GIVEN PROBLEM A:
Summarize the Redshift data masking notebook in two sentences.
GIVEN PROBLEM B:
Transcribe the passage of the Redshift data masking notebook starting with "# Using dynamic" and going on through "create preview wokrgroup.".

··· TEXT TO READ

# Using dynamic data masking with SUPER data type paths (preview)

In this lab notebook we will explore the mechanism to use dynamic data masking (DDM) in Amazon Redshift, you can protect sensitive data in your data warehouse. You can manipulate how Amazon Redshift shows sensitive data to the user at query time, without transforming it in the database. You control access to data through masking policies that apply custom obfuscation rules to a given user or role.

https://docs.aws.amazon.com/redshift/latest/dg/t_ddm-super.html

# Pre-requisites

1. Create Redshift Serverelss workgroup in preview mode.  Please refer this [link](https://docs.aws.amazon.com/redshift/latest/mgmt/serverless-workgroup-preview.html) to create preview wokrgroup.
2. Ensure you setup an IAM role as default IAM role.  Please refer this [link](https://docs.aws.amazon.com/redshift/latest/mgmt/default-iam-role.html#managing-iam-role-console) for instructions.

······
··· ITEMS

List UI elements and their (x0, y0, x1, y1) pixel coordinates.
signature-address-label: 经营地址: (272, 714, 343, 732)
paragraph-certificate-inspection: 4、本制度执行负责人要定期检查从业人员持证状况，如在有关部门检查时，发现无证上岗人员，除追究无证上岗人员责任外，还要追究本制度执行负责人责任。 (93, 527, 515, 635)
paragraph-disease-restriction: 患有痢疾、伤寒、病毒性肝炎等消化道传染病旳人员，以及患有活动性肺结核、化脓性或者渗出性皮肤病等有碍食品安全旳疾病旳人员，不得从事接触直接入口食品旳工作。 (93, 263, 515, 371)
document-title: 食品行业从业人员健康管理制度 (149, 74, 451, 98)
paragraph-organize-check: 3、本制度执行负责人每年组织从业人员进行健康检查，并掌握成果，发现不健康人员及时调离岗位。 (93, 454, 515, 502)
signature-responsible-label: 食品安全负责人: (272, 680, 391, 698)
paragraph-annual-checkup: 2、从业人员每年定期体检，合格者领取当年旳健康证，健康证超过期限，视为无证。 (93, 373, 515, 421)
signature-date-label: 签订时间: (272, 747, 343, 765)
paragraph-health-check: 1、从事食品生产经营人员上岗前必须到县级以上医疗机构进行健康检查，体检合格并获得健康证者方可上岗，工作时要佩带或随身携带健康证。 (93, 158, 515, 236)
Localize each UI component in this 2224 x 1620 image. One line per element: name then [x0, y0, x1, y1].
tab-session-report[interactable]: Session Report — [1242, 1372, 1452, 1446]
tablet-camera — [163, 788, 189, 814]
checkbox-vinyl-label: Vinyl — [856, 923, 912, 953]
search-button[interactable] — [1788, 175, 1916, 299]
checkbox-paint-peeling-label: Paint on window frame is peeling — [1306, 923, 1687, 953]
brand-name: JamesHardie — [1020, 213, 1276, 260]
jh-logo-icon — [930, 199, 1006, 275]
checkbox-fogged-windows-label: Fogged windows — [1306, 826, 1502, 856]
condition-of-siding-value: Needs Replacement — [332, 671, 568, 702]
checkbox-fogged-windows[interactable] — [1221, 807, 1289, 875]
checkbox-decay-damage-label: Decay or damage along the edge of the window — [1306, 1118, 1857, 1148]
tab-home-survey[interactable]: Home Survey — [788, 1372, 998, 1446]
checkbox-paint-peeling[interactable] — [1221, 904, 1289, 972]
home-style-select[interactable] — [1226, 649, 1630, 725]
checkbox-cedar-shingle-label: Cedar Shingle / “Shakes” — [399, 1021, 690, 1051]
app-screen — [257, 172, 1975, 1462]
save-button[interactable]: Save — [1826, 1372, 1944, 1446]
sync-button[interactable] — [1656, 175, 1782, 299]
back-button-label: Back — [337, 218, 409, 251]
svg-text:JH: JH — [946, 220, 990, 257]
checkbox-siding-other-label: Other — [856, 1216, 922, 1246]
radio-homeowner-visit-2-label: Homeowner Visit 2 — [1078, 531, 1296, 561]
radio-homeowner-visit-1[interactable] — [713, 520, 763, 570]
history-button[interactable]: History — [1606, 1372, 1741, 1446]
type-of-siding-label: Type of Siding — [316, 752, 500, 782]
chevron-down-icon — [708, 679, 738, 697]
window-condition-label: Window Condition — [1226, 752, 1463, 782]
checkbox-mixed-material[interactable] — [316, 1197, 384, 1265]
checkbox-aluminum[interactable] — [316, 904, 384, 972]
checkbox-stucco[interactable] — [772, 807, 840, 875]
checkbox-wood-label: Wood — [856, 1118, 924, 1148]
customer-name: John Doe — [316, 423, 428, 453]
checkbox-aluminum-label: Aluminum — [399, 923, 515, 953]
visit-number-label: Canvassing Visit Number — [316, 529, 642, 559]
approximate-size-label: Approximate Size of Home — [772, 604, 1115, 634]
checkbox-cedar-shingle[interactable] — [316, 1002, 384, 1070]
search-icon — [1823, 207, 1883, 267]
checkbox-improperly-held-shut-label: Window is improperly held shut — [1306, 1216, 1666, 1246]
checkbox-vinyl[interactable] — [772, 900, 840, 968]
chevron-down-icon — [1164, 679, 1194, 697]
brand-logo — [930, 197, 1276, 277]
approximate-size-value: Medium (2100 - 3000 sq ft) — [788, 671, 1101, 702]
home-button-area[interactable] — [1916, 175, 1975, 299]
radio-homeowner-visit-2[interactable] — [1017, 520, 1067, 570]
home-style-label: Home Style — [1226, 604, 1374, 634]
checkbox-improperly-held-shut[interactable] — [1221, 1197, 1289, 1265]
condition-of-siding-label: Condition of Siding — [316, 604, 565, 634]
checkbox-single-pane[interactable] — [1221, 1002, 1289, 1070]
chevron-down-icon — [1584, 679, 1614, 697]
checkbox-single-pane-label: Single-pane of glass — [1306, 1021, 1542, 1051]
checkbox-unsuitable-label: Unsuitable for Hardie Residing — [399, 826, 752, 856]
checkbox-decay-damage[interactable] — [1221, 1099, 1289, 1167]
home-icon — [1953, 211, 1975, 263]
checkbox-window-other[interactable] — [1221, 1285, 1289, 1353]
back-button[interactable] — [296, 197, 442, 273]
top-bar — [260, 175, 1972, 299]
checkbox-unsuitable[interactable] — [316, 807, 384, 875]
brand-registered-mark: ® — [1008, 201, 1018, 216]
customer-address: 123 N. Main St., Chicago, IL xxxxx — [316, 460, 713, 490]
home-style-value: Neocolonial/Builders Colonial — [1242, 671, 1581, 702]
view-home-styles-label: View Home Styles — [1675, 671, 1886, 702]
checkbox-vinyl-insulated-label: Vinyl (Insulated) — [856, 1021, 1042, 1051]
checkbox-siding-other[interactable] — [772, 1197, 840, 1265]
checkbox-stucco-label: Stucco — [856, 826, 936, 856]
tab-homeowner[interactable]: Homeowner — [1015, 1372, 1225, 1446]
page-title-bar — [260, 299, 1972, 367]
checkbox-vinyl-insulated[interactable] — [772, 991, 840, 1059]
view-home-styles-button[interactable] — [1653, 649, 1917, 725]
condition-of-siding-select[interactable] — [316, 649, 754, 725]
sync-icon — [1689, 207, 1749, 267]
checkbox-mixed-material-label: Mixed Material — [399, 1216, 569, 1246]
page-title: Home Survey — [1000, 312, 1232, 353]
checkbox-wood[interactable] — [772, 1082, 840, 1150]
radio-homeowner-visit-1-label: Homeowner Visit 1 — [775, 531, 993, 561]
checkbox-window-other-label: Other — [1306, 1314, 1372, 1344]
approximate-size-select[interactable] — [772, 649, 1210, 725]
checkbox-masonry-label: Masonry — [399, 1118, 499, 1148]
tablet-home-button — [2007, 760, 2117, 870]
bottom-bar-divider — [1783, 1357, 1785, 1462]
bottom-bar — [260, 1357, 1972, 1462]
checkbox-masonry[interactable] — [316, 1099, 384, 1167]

······

EXERCISE RESULT A:
The notebook explores using dynamic data masking in Amazon Redshift to protect sensitive data. Masking policies with custom obfuscation rules for a given user or role control how that data is shown at query time without transforming it in the database, and the prerequisites are a Redshift Serverless workgroup in preview mode and an IAM role set up as the default IAM role.

EXERCISE RESULT B:
# Using dynamic data masking with SUPER data type paths (preview)

In this lab notebook we will explore the mechanism to use dynamic data masking (DDM) in Amazon Redshift, you can protect sensitive data in your data warehouse. You can manipulate how Amazon Redshift shows sensitive data to the user at query time, without transforming it in the database. You control access to data through masking policies that apply custom obfuscation rules to a given user or role.

https://docs.aws.amazon.com/redshift/latest/dg/t_ddm-super.html

# Pre-requisites

1. Create Redshift Serverelss workgroup in preview mode.  Please refer this [link](https://docs.aws.amazon.com/redshift/latest/mgmt/serverless-workgroup-preview.html) to create preview wokrgroup.